>> START Entries shown

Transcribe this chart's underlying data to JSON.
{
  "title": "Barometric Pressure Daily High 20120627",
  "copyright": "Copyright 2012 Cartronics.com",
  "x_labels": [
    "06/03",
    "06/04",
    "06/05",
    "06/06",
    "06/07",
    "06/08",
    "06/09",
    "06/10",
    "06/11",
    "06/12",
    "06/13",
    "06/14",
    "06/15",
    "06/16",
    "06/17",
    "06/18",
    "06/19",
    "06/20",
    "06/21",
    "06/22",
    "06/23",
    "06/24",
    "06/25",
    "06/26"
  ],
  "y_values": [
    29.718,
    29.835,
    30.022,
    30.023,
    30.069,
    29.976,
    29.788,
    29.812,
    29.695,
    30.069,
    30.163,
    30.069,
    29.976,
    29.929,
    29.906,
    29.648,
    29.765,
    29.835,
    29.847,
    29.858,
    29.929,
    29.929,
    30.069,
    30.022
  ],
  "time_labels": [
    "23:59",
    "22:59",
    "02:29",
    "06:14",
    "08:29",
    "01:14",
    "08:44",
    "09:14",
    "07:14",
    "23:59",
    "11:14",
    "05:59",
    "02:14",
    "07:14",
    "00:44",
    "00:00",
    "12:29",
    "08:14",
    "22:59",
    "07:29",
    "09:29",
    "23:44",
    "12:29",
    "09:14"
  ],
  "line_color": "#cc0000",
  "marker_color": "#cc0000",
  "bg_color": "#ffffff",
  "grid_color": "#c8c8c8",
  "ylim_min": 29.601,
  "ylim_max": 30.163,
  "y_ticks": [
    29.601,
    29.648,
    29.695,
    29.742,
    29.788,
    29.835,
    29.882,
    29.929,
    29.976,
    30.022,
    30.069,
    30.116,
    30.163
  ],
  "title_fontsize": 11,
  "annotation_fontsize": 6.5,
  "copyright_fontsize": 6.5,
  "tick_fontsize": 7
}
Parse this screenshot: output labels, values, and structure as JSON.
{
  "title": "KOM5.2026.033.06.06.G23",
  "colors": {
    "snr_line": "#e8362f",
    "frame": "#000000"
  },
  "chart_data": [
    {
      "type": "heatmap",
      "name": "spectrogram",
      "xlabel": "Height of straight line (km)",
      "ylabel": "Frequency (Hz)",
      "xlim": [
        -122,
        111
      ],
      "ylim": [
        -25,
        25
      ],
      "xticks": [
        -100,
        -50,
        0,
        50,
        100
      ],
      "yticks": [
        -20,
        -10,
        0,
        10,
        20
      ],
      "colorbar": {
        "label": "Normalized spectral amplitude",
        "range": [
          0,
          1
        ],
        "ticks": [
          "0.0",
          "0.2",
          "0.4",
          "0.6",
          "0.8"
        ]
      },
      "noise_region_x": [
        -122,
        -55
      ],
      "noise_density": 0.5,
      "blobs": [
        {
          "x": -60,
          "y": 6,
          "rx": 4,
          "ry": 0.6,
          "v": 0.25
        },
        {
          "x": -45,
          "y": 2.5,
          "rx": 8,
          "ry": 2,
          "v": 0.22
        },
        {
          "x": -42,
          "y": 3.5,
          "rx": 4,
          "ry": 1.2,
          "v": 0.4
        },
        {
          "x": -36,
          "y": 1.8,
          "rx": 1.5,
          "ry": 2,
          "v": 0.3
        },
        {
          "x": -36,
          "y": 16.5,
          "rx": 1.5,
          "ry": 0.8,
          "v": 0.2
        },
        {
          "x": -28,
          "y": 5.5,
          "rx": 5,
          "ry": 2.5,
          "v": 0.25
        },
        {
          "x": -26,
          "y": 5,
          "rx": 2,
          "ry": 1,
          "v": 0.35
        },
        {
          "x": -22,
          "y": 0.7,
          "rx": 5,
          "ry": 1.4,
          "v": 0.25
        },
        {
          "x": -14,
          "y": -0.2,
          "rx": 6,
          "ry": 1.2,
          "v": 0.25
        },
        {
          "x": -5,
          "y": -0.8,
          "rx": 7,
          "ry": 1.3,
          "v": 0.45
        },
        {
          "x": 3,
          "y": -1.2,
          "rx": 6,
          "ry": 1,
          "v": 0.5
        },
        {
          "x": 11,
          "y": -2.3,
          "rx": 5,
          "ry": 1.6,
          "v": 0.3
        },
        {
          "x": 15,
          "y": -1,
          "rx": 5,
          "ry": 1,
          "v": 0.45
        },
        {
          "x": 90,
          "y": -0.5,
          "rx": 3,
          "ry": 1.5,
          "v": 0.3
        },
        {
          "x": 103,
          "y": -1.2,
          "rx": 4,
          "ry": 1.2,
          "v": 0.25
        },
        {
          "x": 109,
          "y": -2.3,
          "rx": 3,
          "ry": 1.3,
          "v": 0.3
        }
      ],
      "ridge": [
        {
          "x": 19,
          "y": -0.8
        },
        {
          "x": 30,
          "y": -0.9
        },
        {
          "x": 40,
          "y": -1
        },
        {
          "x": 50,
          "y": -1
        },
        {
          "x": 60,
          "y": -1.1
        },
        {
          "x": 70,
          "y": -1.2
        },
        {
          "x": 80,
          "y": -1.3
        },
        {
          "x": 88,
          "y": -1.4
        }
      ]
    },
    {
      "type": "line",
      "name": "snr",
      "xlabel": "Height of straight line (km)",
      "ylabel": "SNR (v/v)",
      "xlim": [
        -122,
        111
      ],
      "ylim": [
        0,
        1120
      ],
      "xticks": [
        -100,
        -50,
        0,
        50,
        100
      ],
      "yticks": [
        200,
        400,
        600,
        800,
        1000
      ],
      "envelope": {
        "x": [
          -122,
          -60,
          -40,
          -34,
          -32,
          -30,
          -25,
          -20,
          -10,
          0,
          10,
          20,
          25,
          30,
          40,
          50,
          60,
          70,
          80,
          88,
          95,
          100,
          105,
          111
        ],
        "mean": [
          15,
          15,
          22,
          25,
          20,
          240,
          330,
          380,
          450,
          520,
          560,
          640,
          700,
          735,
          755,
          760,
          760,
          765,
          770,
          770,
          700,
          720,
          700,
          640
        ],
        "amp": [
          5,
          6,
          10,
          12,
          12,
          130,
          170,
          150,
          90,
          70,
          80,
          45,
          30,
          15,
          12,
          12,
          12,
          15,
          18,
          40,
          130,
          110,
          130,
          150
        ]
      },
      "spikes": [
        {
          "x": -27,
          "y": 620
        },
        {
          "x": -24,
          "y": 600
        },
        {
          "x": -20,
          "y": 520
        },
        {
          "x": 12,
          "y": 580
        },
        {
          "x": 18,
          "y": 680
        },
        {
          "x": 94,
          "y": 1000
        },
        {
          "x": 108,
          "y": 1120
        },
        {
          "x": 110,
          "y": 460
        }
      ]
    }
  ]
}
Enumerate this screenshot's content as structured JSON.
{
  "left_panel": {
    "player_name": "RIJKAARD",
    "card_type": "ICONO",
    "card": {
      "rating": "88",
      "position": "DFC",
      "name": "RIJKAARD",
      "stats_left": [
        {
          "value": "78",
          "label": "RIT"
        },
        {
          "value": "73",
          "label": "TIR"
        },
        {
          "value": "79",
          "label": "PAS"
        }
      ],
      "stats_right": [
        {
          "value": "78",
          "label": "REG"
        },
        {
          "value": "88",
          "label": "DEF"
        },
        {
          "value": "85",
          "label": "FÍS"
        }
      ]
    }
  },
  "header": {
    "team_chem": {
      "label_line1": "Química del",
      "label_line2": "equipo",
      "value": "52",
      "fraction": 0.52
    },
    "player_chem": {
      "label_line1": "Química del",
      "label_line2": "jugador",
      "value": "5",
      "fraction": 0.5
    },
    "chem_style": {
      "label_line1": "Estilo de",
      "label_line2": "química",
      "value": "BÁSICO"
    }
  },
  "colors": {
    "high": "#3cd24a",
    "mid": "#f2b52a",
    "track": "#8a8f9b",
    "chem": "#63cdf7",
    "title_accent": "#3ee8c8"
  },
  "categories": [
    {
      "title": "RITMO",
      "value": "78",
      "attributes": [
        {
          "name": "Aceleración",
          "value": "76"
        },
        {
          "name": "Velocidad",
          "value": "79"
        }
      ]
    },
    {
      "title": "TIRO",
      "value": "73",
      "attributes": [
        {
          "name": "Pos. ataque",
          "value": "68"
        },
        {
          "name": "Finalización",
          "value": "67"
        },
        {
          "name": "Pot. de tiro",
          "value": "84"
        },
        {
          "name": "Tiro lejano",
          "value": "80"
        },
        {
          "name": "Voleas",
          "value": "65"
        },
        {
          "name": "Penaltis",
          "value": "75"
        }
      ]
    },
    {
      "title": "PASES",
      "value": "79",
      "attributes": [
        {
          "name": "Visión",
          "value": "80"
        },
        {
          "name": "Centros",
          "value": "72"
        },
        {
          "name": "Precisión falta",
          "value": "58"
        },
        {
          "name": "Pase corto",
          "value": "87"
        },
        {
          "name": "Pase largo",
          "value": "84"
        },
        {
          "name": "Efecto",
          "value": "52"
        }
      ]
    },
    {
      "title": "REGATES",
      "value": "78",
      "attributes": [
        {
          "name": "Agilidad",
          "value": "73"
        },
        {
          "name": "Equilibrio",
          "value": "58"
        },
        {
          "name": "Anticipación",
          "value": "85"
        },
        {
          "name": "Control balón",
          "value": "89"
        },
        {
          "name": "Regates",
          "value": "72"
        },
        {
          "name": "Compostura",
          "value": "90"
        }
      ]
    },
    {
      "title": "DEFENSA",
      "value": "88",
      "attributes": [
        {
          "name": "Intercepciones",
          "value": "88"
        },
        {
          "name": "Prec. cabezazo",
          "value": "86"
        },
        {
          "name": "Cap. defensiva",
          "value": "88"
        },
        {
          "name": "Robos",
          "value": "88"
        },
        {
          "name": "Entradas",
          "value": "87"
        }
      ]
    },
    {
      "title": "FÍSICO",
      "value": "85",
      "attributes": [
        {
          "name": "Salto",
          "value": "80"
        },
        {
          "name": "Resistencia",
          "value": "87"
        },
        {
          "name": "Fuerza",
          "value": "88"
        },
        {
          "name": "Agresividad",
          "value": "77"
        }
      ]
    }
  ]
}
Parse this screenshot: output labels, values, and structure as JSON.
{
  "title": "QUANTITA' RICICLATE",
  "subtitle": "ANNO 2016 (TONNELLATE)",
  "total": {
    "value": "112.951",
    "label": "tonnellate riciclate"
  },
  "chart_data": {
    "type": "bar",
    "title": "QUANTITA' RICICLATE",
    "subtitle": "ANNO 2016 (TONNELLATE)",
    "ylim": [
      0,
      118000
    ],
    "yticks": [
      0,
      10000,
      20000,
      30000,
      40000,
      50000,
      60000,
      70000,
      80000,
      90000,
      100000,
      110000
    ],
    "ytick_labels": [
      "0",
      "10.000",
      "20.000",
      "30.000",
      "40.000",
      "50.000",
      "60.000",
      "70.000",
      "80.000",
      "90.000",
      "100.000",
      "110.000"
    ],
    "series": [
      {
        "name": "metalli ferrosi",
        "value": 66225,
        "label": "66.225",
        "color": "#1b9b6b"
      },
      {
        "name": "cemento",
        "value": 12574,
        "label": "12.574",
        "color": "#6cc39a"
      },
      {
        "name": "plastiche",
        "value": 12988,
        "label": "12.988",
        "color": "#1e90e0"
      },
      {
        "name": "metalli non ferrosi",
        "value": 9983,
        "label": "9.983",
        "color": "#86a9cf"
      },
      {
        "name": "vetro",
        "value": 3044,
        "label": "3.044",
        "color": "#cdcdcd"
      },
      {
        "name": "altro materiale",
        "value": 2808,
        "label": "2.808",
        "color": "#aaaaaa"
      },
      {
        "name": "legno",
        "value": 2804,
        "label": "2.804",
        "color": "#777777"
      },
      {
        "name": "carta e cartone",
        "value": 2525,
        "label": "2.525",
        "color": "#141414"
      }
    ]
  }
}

>> END Entries shown

▶ _Stated goal_:
Return each line of the data that contains the string "QUANTITA".

▶ _Exercise output_:
  "title": "QUANTITA' RICICLATE",
    "title": "QUANTITA' RICICLATE",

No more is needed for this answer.